TRECHO CITADO -
O que confere tônica ao estado de necessidade é a existência de uma situação adversa que, no seu desenrolar, cria uma possibilidade imediata de risco a bem jurídico do agente. Este, então, premido e pressionado por circunstâncias desfavoráveis, se vê na contingência de agir, sacrificando interesse alheio, ou de suportar uma lesão ao próprio direito.

O fundamento jurídico do estado de necessidade reside no conflito de interesses que uma adversidade atual faz nascer. Diante da situação de perigo que se descortina, o sujeito ativo, movido pelo instinto de conservação, é compelido a atuar para preservar o próprio bem jurídico, ainda que à custa da violação do direito de outrem.

O fato típico acaba sendo perpetrado por força e pressão destas circunstâncias desfavoráveis.

EXERCÍCIO PROPOSTO 1 -
Com base no trecho sobre o estado de necessidade, explique em uma a três frases por que o sujeito ativo chega a violar o direito de outrem.
EXERCÍCIO PROPOSTO 2 -
Segundo o trecho sobre o estado de necessidade, em que reside o fundamento jurídico desse instituto?
EXERCÍCIO PROPOSTO 3 -
Retome o trecho sobre o estado de necessidade e dê-lhe continuidade a partir da última frase apresentada.
A listagem constitui material independente do trecho sobre o estado de necessidade.

LISTAGEM -
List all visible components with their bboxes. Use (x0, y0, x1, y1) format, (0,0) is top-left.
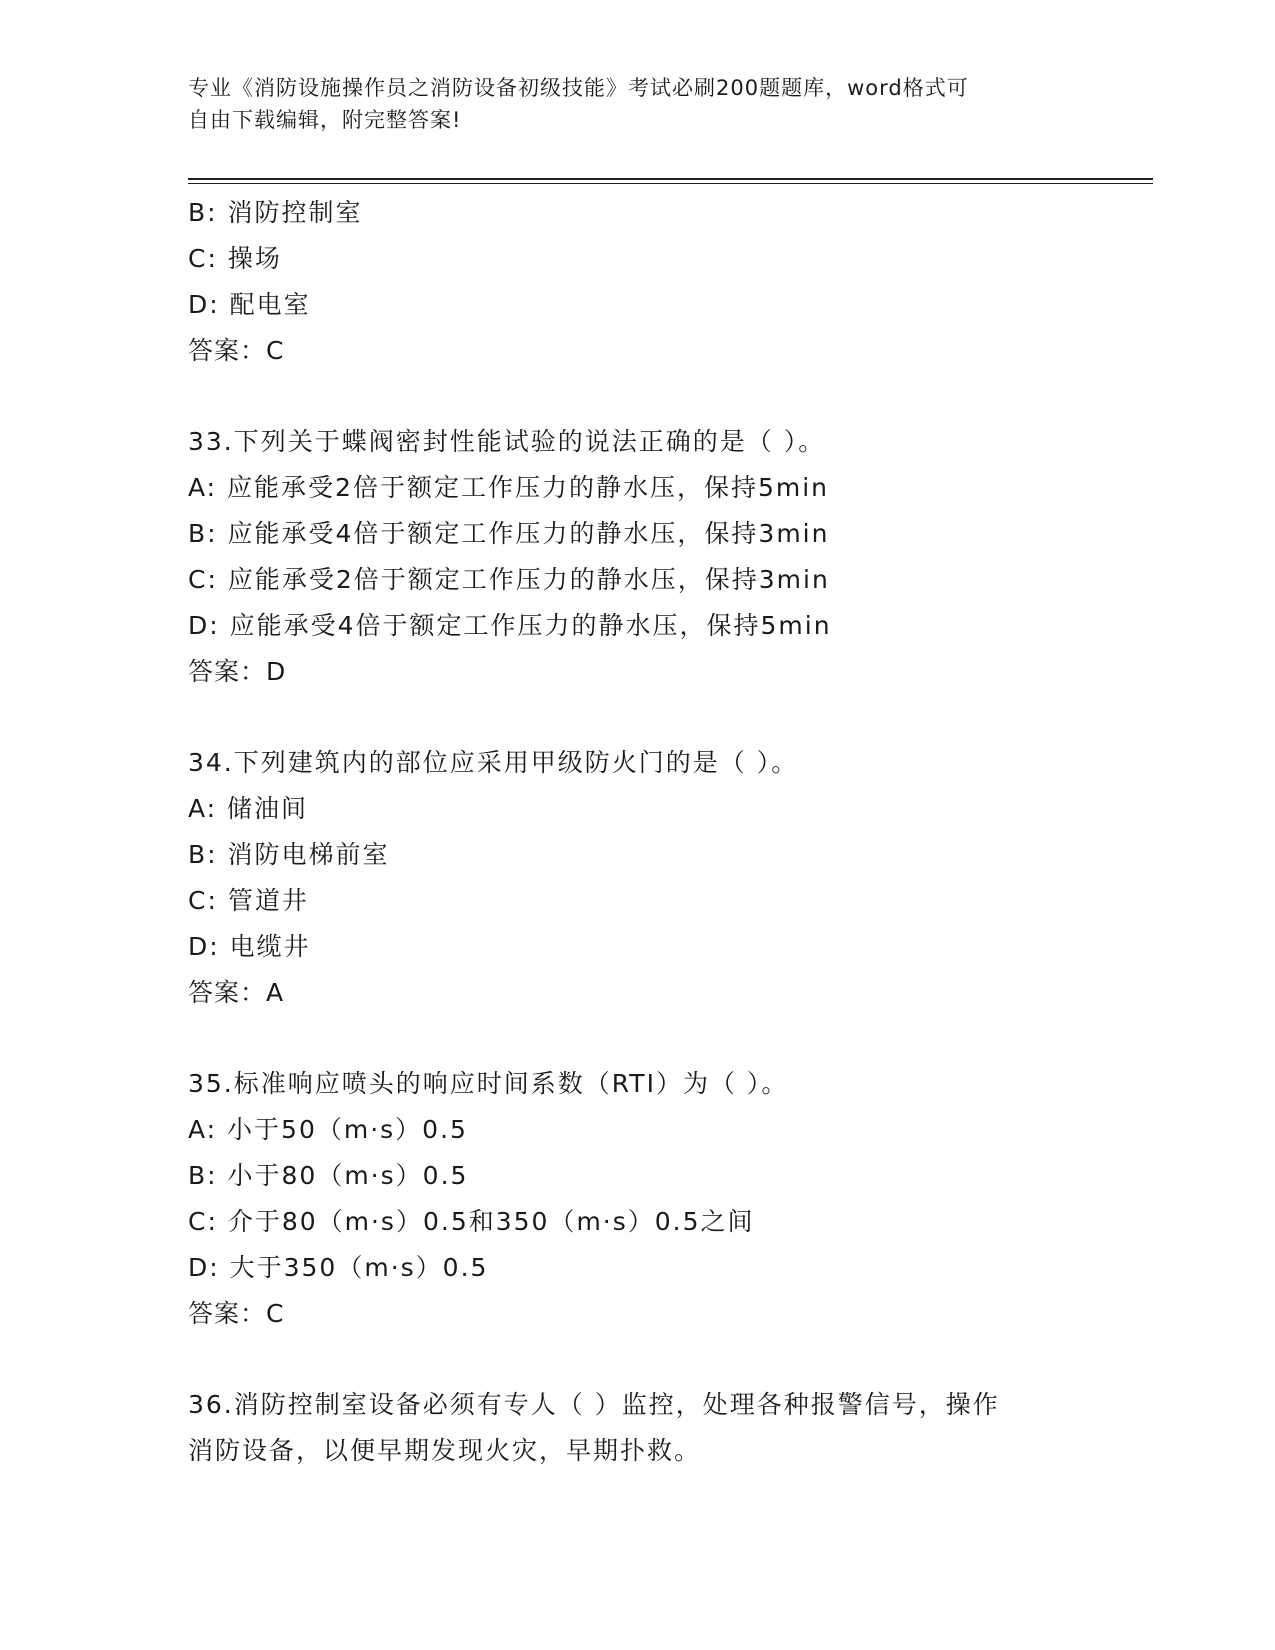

RESPOSTA 1 -
Diante de uma situação de perigo atual que ameaça seu próprio bem jurídico, o sujeito ativo, movido pelo instinto de conservação, é compelido a agir para preservá-lo. Premido por circunstâncias desfavoráveis, ele se vê entre sacrificar o interesse alheio e suportar uma lesão ao próprio direito.

RESPOSTA 2 -
No conflito de interesses que uma adversidade atual faz nascer.

RESPOSTA 3 -
Em casos desse jaez, crível é que o Direito não poderia exigir atos de renúncia, heroismo ou bravura, impondo, pela exigência de extraordinária coragem e altruísmo puro, comando impossível de ser cumprido pelos cidadãos, posto que, por vibrar com maior força o instinto de conservação, haveria natural e instintiva resistência à imperatividade do preceito legal.

Não fosse assim, e o Direito se colocaria em posição estranha aos sentimentos humanos e à própria realidade da vida. A solução imposta nada teria de justa e humana e estaria divorciada dos mais comezinhos princípios de criação da ciência jurídica.

Como observou Helmut Mayer, o que não pode ser razoavelmente exigido a um homem, não lhe pode ser imposto pelo direito positivo725, pois aqui, ressaltou Graf Zu Dohna, tem validade o adágio: quando o direito se atreve a penetrar profundamente na alma humana, com o propósito de elevar a heróis os homens comuns, floresce o farisaísmo726.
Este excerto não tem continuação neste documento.